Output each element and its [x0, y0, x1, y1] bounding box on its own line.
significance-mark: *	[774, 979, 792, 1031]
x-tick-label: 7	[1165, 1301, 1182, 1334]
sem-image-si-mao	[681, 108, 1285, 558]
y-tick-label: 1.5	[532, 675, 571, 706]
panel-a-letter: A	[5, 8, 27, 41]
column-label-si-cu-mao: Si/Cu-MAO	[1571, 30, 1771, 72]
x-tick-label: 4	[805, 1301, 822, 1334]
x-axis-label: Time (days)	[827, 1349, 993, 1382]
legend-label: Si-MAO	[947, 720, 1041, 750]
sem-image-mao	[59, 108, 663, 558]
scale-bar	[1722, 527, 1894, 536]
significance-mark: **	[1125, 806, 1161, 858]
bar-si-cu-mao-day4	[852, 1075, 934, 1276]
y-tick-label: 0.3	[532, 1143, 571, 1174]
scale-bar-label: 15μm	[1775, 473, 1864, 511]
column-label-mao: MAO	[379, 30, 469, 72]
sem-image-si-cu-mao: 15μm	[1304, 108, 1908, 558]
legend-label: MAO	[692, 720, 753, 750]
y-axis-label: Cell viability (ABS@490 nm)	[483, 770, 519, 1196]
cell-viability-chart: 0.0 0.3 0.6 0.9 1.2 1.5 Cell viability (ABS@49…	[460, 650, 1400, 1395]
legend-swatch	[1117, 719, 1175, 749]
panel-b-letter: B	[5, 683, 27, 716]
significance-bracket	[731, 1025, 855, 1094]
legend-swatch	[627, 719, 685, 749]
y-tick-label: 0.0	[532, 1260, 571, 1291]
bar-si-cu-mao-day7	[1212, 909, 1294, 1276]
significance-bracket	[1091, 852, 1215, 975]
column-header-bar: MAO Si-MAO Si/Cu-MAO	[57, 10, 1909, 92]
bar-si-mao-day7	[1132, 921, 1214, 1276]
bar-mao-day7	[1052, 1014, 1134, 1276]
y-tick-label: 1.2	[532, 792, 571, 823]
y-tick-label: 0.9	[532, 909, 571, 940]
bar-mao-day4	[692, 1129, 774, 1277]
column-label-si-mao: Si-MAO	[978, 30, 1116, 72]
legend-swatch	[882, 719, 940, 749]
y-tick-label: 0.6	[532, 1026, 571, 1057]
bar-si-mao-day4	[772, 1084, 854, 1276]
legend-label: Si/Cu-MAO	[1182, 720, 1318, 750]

> GOAL OF THE EXERCISE: Give the rows above as a numbered list, omitting any blank lines.

> RESPONSE FOR THIS EXERCISE:
1. Output each element and its [x0, y0, x1, y1] bounding box on its own line.
2. significance-mark: *	[774, 979, 792, 1031]
3. x-tick-label: 7	[1165, 1301, 1182, 1334]
4. sem-image-si-mao	[681, 108, 1285, 558]
5. y-tick-label: 1.5	[532, 675, 571, 706]
6. panel-a-letter: A	[5, 8, 27, 41]
7. column-label-si-cu-mao: Si/Cu-MAO	[1571, 30, 1771, 72]
8. x-tick-label: 4	[805, 1301, 822, 1334]
9. x-axis-label: Time (days)	[827, 1349, 993, 1382]
10. legend-label: Si-MAO	[947, 720, 1041, 750]
11. sem-image-mao	[59, 108, 663, 558]
12. scale-bar	[1722, 527, 1894, 536]
13. significance-mark: **	[1125, 806, 1161, 858]
14. bar-si-cu-mao-day4	[852, 1075, 934, 1276]
15. y-tick-label: 0.3	[532, 1143, 571, 1174]
16. scale-bar-label: 15μm	[1775, 473, 1864, 511]
17. column-label-mao: MAO	[379, 30, 469, 72]
18. sem-image-si-cu-mao: 15μm	[1304, 108, 1908, 558]
19. legend-label: MAO	[692, 720, 753, 750]
20. y-axis-label: Cell viability (ABS@490 nm)	[483, 770, 519, 1196]
21. cell-viability-chart: 0.0 0.3 0.6 0.9 1.2 1.5 Cell viability (ABS@49…	[460, 650, 1400, 1395]
22. legend-swatch	[1117, 719, 1175, 749]
23. panel-b-letter: B	[5, 683, 27, 716]
24. significance-bracket	[731, 1025, 855, 1094]
25. legend-swatch	[627, 719, 685, 749]
26. y-tick-label: 0.0	[532, 1260, 571, 1291]
27. bar-si-cu-mao-day7	[1212, 909, 1294, 1276]
28. significance-bracket	[1091, 852, 1215, 975]
29. column-header-bar: MAO Si-MAO Si/Cu-MAO	[57, 10, 1909, 92]
30. bar-si-mao-day7	[1132, 921, 1214, 1276]
31. bar-mao-day7	[1052, 1014, 1134, 1276]
32. y-tick-label: 1.2	[532, 792, 571, 823]
33. y-tick-label: 0.9	[532, 909, 571, 940]
34. bar-mao-day4	[692, 1129, 774, 1277]
35. column-label-si-mao: Si-MAO	[978, 30, 1116, 72]
36. legend-swatch	[882, 719, 940, 749]
37. y-tick-label: 0.6	[532, 1026, 571, 1057]
38. bar-si-mao-day4	[772, 1084, 854, 1276]
39. legend-label: Si/Cu-MAO	[1182, 720, 1318, 750]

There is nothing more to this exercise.